**GIVEN ENTRIES**:
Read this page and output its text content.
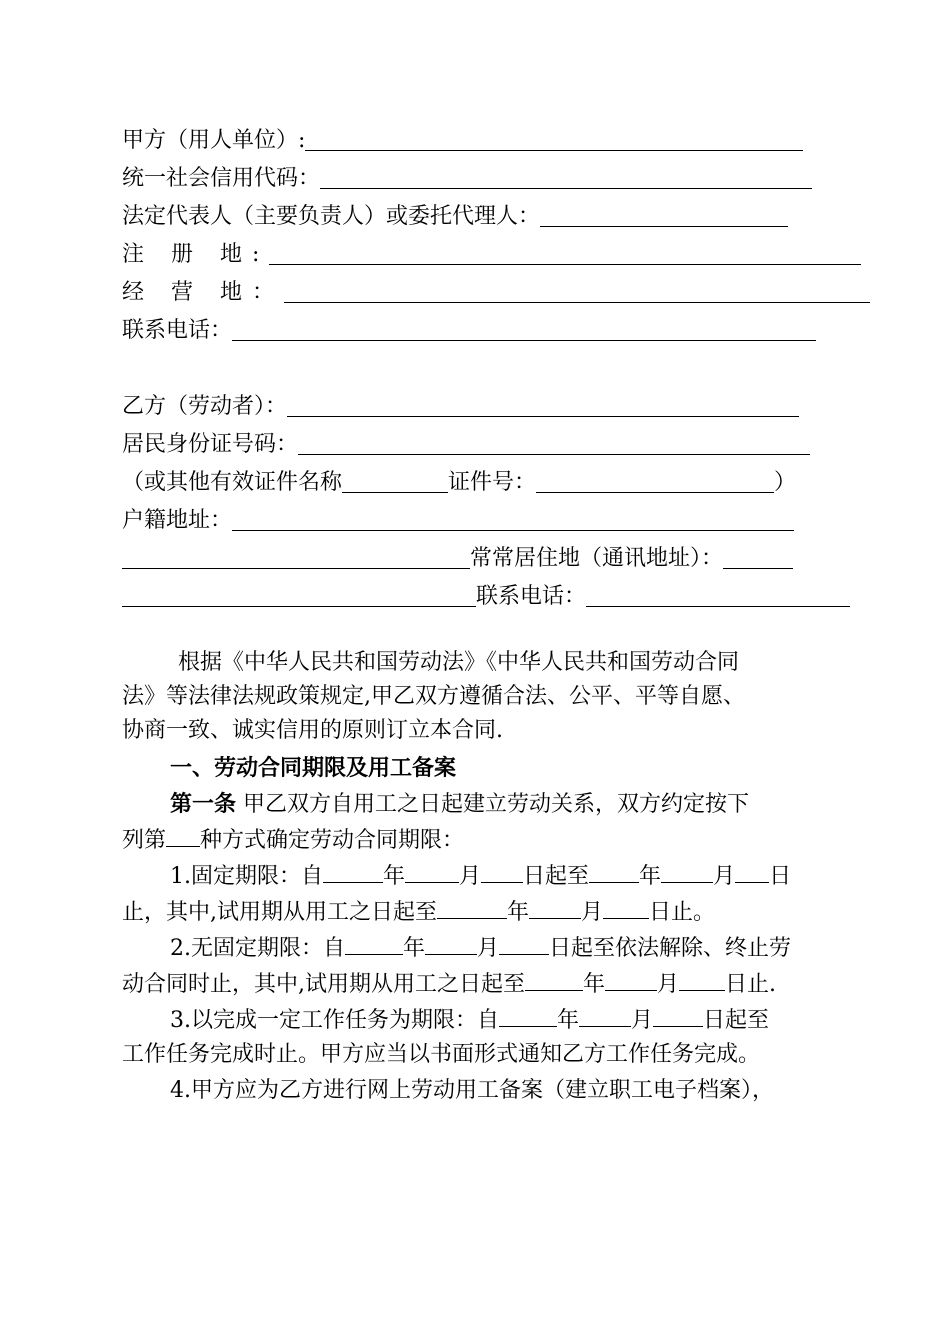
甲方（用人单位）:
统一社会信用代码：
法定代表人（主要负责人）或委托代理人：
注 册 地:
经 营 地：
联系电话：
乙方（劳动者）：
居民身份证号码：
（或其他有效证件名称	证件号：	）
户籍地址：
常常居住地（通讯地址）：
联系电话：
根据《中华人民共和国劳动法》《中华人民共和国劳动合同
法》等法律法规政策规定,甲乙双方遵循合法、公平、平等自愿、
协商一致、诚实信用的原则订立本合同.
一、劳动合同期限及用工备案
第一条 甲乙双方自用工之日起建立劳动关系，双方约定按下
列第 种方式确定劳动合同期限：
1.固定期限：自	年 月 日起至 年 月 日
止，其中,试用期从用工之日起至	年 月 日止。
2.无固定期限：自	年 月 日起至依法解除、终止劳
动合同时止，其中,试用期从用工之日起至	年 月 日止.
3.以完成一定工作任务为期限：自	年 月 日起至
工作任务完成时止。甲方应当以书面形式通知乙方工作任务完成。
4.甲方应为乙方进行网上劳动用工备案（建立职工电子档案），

**PROBLEM STATEMENT**:
Repeat the material above word for word and skip every image in it.

**SOLUTION TO THE EXERCISE**:
Read this page and output its text content.
甲方（用人单位）:
统一社会信用代码：
法定代表人（主要负责人）或委托代理人：
注 册 地:
经 营 地：
联系电话：
乙方（劳动者）：
居民身份证号码：
（或其他有效证件名称	证件号：	）
户籍地址：
常常居住地（通讯地址）：
联系电话：
根据《中华人民共和国劳动法》《中华人民共和国劳动合同
法》等法律法规政策规定,甲乙双方遵循合法、公平、平等自愿、
协商一致、诚实信用的原则订立本合同.
一、劳动合同期限及用工备案
第一条 甲乙双方自用工之日起建立劳动关系，双方约定按下
列第 种方式确定劳动合同期限：
1.固定期限：自	年 月 日起至 年 月 日
止，其中,试用期从用工之日起至	年 月 日止。
2.无固定期限：自	年 月 日起至依法解除、终止劳
动合同时止，其中,试用期从用工之日起至	年 月 日止.
3.以完成一定工作任务为期限：自	年 月 日起至
工作任务完成时止。甲方应当以书面形式通知乙方工作任务完成。
4.甲方应为乙方进行网上劳动用工备案（建立职工电子档案），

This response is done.